TASK BRIEF:
In the copy, include every entry exactly but none of the images.

--- BEGIN RAW DATA ---

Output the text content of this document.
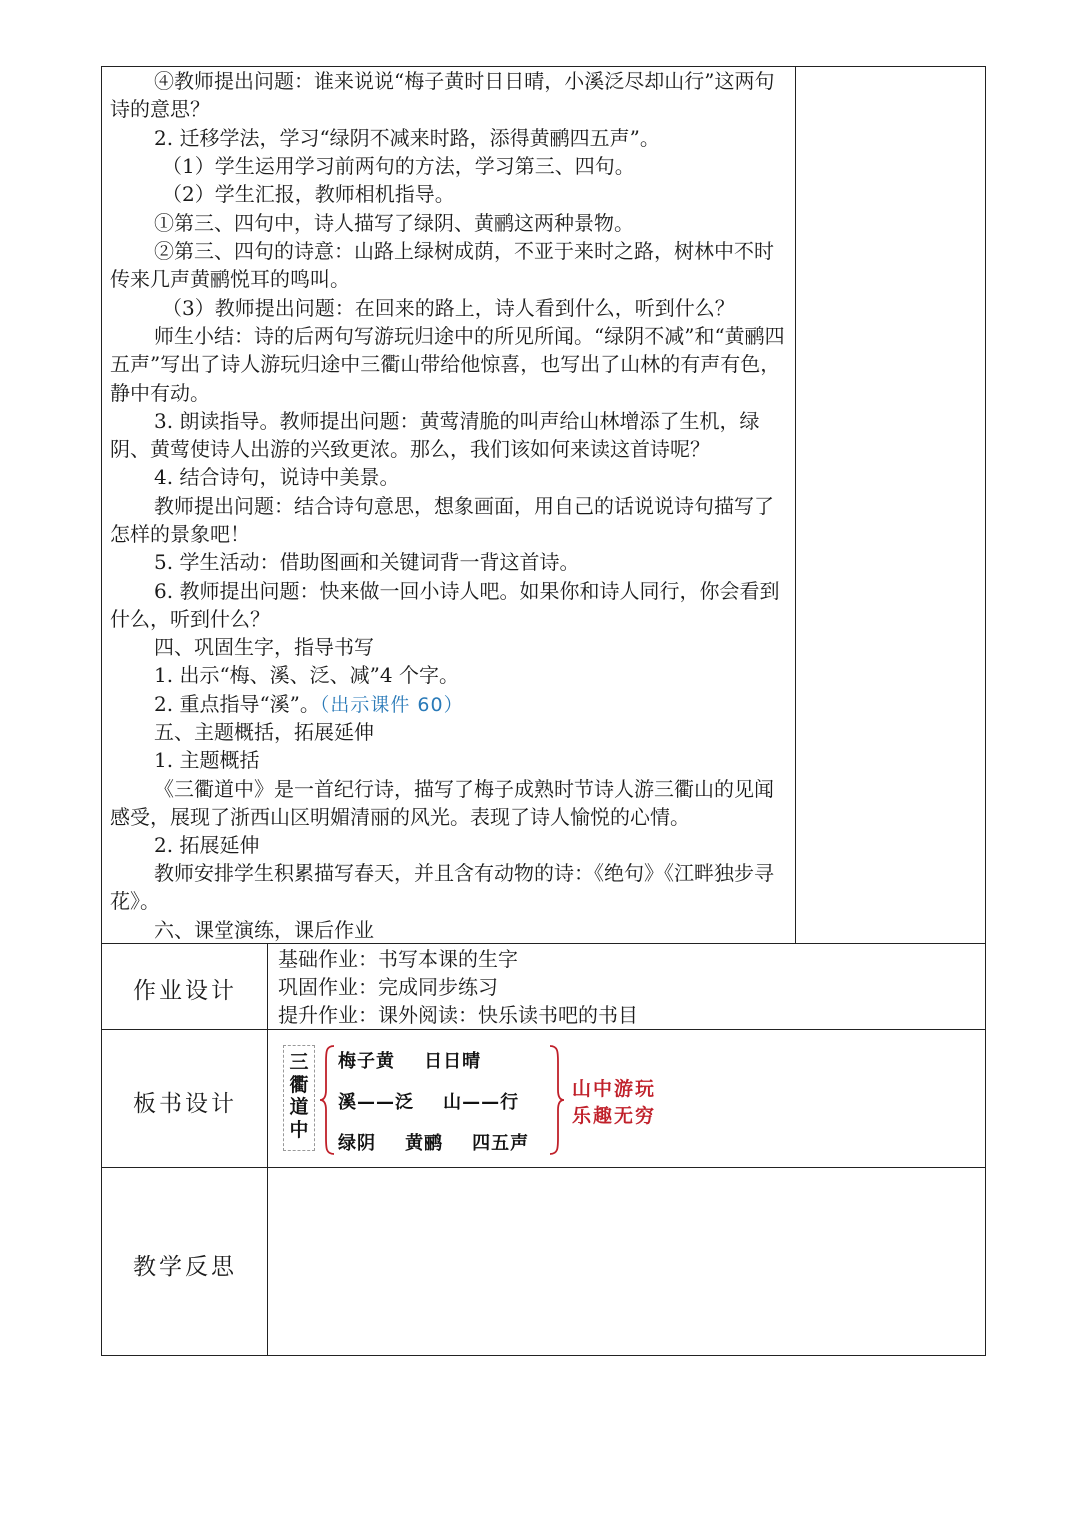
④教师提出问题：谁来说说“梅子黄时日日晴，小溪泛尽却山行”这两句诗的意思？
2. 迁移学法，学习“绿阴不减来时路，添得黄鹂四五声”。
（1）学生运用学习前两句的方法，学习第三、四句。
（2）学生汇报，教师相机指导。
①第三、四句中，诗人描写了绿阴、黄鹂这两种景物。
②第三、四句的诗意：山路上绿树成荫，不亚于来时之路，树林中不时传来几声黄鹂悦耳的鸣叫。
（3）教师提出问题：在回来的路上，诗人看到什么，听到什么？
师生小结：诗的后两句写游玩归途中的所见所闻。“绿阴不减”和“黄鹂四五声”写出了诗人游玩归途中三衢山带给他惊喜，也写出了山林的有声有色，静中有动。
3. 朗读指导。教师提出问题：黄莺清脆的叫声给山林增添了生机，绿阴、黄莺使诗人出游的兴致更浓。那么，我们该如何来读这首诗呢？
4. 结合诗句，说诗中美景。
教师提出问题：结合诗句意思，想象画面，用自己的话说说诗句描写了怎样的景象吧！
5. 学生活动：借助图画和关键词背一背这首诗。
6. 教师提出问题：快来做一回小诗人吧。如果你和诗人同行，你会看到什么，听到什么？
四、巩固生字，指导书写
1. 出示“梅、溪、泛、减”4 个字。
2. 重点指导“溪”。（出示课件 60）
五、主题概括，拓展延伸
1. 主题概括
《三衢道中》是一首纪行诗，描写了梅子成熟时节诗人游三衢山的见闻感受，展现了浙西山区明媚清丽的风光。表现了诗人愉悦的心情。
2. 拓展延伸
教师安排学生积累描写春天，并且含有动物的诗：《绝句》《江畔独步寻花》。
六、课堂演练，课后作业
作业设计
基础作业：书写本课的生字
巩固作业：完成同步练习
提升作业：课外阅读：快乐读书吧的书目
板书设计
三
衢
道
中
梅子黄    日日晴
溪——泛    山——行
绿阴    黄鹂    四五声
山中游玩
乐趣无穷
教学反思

--- END RAW DATA ---

ANSWER TO THE EXERCISE:
Output the text content of this document.
④教师提出问题：谁来说说“梅子黄时日日晴，小溪泛尽却山行”这两句诗的意思？
2. 迁移学法，学习“绿阴不减来时路，添得黄鹂四五声”。
（1）学生运用学习前两句的方法，学习第三、四句。
（2）学生汇报，教师相机指导。
①第三、四句中，诗人描写了绿阴、黄鹂这两种景物。
②第三、四句的诗意：山路上绿树成荫，不亚于来时之路，树林中不时传来几声黄鹂悦耳的鸣叫。
（3）教师提出问题：在回来的路上，诗人看到什么，听到什么？
师生小结：诗的后两句写游玩归途中的所见所闻。“绿阴不减”和“黄鹂四五声”写出了诗人游玩归途中三衢山带给他惊喜，也写出了山林的有声有色，静中有动。
3. 朗读指导。教师提出问题：黄莺清脆的叫声给山林增添了生机，绿阴、黄莺使诗人出游的兴致更浓。那么，我们该如何来读这首诗呢？
4. 结合诗句，说诗中美景。
教师提出问题：结合诗句意思，想象画面，用自己的话说说诗句描写了怎样的景象吧！
5. 学生活动：借助图画和关键词背一背这首诗。
6. 教师提出问题：快来做一回小诗人吧。如果你和诗人同行，你会看到什么，听到什么？
四、巩固生字，指导书写
1. 出示“梅、溪、泛、减”4 个字。
2. 重点指导“溪”。（出示课件 60）
五、主题概括，拓展延伸
1. 主题概括
《三衢道中》是一首纪行诗，描写了梅子成熟时节诗人游三衢山的见闻感受，展现了浙西山区明媚清丽的风光。表现了诗人愉悦的心情。
2. 拓展延伸
教师安排学生积累描写春天，并且含有动物的诗：《绝句》《江畔独步寻花》。
六、课堂演练，课后作业
作业设计
基础作业：书写本课的生字
巩固作业：完成同步练习
提升作业：课外阅读：快乐读书吧的书目
板书设计
三
衢
道
中
梅子黄    日日晴
溪——泛    山——行
绿阴    黄鹂    四五声
山中游玩
乐趣无穷
教学反思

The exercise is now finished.